Write out every line of the material below without changing a single character.

Recorded data:
+--

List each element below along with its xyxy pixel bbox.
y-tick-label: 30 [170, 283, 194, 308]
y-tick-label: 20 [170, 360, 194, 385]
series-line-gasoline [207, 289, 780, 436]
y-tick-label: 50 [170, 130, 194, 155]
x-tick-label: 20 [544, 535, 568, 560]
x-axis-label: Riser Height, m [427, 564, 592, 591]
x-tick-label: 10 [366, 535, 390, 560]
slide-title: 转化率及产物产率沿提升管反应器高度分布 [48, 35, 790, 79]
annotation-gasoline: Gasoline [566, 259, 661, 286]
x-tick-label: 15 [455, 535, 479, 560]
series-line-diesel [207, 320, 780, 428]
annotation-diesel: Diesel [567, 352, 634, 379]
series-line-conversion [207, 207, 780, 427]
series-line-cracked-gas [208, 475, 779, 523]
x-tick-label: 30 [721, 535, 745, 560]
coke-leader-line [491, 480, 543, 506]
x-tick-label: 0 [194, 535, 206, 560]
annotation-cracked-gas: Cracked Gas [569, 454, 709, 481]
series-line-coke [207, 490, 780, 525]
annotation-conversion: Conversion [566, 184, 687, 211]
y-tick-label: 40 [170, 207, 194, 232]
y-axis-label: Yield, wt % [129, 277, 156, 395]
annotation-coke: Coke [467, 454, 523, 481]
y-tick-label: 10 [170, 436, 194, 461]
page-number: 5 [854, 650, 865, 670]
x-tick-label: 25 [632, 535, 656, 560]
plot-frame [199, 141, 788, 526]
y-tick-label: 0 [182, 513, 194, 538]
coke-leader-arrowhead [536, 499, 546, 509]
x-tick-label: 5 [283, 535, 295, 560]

+--

== The output ==
List each element below along with its xyxy pixel bbox.
y-tick-label: 30 [170, 283, 194, 308]
y-tick-label: 20 [170, 360, 194, 385]
series-line-gasoline [207, 289, 780, 436]
y-tick-label: 50 [170, 130, 194, 155]
x-tick-label: 20 [544, 535, 568, 560]
x-axis-label: Riser Height, m [427, 564, 592, 591]
x-tick-label: 10 [366, 535, 390, 560]
slide-title: 转化率及产物产率沿提升管反应器高度分布 [48, 35, 790, 79]
annotation-gasoline: Gasoline [566, 259, 661, 286]
x-tick-label: 15 [455, 535, 479, 560]
series-line-diesel [207, 320, 780, 428]
annotation-diesel: Diesel [567, 352, 634, 379]
series-line-conversion [207, 207, 780, 427]
series-line-cracked-gas [208, 475, 779, 523]
x-tick-label: 30 [721, 535, 745, 560]
coke-leader-line [491, 480, 543, 506]
x-tick-label: 0 [194, 535, 206, 560]
annotation-cracked-gas: Cracked Gas [569, 454, 709, 481]
series-line-coke [207, 490, 780, 525]
annotation-conversion: Conversion [566, 184, 687, 211]
y-tick-label: 40 [170, 207, 194, 232]
y-axis-label: Yield, wt % [129, 277, 156, 395]
annotation-coke: Coke [467, 454, 523, 481]
y-tick-label: 10 [170, 436, 194, 461]
page-number: 5 [854, 650, 865, 670]
x-tick-label: 25 [632, 535, 656, 560]
plot-frame [199, 141, 788, 526]
y-tick-label: 0 [182, 513, 194, 538]
coke-leader-arrowhead [536, 499, 546, 509]
x-tick-label: 5 [283, 535, 295, 560]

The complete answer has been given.